Task goal:
Select all lines with the string "xlabel" in them, and copy those lines.

__________

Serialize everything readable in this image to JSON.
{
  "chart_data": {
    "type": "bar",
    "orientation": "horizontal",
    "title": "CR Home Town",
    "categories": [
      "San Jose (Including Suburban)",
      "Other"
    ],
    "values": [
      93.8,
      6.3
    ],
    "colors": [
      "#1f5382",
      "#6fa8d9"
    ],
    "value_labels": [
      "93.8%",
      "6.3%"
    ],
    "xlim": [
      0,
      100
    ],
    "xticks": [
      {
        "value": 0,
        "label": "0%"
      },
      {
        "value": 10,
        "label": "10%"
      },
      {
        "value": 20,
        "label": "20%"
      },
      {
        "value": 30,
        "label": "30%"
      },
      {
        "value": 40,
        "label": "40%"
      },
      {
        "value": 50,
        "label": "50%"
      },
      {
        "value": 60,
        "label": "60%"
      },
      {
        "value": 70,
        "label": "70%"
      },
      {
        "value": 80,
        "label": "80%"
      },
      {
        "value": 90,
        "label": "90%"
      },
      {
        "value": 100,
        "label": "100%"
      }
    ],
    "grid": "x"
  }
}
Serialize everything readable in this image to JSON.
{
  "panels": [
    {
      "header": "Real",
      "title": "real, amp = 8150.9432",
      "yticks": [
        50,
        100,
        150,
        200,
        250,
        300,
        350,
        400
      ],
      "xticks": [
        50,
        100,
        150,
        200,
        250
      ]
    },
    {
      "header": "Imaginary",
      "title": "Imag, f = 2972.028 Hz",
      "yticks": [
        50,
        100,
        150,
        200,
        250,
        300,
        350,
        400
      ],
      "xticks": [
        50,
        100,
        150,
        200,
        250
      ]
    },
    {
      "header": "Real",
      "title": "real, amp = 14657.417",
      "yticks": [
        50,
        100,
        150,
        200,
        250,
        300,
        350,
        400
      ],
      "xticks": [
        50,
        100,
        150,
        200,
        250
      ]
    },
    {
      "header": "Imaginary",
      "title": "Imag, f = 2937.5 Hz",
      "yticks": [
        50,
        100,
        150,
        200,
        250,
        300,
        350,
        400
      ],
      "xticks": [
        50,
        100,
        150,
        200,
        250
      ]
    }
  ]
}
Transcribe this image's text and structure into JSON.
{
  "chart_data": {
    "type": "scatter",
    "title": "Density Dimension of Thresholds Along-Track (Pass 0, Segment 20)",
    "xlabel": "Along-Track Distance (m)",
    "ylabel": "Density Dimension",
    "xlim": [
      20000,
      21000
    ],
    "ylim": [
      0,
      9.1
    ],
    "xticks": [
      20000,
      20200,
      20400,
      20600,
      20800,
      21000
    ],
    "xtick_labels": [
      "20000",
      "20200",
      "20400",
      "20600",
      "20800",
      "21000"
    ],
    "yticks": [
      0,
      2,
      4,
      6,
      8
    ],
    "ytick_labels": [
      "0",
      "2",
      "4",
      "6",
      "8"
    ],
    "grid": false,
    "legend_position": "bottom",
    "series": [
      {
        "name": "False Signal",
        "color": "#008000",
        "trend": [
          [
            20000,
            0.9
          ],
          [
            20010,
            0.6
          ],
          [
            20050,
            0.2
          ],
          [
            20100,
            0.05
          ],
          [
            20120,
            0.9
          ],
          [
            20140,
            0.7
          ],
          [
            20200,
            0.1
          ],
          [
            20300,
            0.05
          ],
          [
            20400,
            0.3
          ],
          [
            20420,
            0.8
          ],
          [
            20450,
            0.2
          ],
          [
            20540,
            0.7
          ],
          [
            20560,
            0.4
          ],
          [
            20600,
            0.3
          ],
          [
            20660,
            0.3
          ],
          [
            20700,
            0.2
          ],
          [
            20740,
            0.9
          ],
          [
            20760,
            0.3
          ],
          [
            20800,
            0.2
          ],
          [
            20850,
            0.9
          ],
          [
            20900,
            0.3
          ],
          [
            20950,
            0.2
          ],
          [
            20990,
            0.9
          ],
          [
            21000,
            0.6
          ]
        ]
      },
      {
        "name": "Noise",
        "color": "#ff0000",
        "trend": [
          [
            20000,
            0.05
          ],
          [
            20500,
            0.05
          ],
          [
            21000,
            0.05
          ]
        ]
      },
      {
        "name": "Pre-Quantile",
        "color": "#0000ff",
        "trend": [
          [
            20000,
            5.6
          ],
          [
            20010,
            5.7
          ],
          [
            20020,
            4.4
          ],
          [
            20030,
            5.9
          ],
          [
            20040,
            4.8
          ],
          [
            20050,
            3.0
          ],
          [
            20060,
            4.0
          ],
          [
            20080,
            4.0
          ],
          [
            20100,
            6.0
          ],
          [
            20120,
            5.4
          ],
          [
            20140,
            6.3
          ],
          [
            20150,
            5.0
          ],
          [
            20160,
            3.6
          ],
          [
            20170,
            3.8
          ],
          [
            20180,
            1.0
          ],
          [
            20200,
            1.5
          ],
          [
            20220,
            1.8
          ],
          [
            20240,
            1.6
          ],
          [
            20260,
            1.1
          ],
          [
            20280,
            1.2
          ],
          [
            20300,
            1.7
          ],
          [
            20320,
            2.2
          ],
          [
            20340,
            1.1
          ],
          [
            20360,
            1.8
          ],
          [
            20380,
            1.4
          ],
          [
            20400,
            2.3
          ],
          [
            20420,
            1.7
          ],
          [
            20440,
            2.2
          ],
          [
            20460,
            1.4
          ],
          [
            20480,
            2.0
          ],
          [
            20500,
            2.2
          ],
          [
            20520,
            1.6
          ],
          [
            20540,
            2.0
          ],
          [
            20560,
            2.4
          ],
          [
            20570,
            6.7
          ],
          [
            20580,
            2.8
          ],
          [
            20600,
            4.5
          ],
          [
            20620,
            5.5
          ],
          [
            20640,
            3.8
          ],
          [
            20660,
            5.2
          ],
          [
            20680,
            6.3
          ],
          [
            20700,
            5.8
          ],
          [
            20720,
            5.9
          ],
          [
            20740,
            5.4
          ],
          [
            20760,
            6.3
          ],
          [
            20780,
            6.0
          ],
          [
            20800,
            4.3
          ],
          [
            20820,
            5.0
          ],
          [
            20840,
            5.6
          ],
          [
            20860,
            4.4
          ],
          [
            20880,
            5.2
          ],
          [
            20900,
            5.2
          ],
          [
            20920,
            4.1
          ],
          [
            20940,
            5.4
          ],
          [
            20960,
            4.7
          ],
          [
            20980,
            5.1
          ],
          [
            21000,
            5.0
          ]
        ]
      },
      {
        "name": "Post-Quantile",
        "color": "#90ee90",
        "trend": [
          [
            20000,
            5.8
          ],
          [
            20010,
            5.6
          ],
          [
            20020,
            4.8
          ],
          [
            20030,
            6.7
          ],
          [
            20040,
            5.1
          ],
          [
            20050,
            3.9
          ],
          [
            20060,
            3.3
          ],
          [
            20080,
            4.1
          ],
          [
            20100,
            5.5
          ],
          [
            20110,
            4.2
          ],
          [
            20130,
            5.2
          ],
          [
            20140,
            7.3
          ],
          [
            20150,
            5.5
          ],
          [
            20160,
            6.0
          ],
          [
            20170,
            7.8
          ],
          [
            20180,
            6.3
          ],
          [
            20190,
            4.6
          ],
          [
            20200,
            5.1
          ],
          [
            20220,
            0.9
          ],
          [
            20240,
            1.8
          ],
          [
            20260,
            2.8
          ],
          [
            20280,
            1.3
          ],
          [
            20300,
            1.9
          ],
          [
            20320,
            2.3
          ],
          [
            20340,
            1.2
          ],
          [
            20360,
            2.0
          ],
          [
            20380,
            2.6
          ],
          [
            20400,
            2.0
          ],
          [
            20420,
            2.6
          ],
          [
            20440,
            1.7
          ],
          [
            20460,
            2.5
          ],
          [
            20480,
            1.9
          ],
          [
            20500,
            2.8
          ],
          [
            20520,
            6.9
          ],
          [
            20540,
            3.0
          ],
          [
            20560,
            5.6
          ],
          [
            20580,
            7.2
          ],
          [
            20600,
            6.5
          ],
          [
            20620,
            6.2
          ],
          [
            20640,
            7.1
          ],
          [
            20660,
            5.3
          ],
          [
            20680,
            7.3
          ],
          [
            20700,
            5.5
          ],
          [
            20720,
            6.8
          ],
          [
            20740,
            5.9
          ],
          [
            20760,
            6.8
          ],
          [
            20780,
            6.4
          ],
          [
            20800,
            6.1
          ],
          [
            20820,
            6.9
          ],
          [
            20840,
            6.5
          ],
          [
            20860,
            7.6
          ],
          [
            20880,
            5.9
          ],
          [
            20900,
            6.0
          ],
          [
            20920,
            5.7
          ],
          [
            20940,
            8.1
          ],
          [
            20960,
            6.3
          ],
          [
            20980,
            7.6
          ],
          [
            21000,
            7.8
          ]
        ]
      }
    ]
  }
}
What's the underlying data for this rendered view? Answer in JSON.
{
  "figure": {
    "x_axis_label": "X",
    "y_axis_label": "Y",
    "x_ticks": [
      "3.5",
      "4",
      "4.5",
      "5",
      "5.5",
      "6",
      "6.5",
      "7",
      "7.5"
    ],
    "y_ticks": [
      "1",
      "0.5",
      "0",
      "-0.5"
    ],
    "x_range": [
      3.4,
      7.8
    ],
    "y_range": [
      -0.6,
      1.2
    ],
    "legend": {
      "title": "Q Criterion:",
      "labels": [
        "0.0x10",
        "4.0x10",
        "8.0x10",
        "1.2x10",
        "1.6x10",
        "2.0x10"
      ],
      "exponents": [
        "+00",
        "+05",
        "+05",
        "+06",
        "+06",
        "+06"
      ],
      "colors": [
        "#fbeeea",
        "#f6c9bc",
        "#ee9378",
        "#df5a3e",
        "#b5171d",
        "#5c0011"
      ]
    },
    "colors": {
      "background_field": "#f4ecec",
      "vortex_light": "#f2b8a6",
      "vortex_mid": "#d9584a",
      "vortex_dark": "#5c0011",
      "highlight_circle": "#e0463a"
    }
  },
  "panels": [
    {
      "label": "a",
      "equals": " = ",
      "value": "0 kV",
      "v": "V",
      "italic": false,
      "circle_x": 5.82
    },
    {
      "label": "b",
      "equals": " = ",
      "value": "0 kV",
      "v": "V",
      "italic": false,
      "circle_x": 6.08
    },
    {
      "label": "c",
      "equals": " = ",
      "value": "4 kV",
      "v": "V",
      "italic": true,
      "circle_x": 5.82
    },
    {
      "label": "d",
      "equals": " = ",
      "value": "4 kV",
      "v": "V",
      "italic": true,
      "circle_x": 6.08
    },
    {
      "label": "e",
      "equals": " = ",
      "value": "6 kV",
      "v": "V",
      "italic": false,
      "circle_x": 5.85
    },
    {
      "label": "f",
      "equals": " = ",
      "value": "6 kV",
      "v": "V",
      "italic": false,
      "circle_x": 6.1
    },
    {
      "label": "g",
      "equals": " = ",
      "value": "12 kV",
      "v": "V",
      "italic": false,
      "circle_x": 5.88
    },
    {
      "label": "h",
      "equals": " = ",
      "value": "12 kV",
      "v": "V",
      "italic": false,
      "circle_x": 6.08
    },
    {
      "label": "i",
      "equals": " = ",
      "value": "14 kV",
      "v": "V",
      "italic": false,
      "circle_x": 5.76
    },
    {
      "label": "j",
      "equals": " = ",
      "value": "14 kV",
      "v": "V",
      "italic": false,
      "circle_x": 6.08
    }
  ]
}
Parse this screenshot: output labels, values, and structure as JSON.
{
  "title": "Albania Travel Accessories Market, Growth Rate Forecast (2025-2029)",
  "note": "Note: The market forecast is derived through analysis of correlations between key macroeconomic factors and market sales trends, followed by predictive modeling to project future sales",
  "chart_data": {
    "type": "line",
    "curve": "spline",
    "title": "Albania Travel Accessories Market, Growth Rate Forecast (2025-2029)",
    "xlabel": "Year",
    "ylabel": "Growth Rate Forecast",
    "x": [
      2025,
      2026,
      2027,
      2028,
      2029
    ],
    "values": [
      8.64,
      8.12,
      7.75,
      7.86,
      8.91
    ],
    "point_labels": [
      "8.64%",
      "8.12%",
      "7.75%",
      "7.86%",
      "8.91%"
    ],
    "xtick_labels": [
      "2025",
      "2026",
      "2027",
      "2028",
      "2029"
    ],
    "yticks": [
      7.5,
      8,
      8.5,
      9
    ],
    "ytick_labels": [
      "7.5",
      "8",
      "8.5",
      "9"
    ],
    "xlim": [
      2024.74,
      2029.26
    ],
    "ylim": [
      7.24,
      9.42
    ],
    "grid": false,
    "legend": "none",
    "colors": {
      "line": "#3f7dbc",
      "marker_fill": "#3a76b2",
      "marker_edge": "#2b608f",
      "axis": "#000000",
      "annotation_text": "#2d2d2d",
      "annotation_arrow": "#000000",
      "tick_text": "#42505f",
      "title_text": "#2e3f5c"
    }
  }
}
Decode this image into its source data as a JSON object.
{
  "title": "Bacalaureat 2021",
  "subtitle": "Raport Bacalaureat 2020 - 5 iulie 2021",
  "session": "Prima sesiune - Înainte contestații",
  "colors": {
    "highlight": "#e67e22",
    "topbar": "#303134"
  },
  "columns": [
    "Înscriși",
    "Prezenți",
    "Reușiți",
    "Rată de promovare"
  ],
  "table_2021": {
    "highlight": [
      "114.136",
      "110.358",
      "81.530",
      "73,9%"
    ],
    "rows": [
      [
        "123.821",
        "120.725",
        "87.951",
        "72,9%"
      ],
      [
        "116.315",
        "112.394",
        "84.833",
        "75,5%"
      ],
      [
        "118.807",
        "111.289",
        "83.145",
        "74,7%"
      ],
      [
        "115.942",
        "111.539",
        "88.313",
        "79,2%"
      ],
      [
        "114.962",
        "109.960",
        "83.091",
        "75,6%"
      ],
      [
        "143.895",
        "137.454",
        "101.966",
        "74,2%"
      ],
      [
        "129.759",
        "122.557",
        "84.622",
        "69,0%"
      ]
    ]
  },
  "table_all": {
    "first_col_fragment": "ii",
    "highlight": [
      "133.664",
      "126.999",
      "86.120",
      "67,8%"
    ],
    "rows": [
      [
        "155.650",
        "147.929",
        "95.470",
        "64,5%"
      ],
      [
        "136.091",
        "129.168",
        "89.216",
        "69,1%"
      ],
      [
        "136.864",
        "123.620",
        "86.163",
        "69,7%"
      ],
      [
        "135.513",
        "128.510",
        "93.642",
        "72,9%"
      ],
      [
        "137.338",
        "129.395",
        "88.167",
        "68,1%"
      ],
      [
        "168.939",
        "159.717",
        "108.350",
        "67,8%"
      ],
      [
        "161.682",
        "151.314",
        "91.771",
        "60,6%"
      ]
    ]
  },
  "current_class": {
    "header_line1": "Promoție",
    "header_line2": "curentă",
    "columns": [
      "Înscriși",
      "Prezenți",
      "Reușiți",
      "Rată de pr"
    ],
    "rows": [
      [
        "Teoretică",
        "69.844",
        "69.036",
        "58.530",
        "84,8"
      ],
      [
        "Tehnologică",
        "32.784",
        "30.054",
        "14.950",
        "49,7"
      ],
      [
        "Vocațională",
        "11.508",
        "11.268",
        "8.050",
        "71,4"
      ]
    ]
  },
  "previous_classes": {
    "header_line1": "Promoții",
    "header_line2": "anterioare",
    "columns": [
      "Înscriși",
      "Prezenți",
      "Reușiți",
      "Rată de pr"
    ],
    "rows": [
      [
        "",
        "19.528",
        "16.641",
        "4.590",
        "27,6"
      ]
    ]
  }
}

__________

Exercise answer:
    "xlabel": "Along-Track Distance (m)",
    "xlabel": "Year",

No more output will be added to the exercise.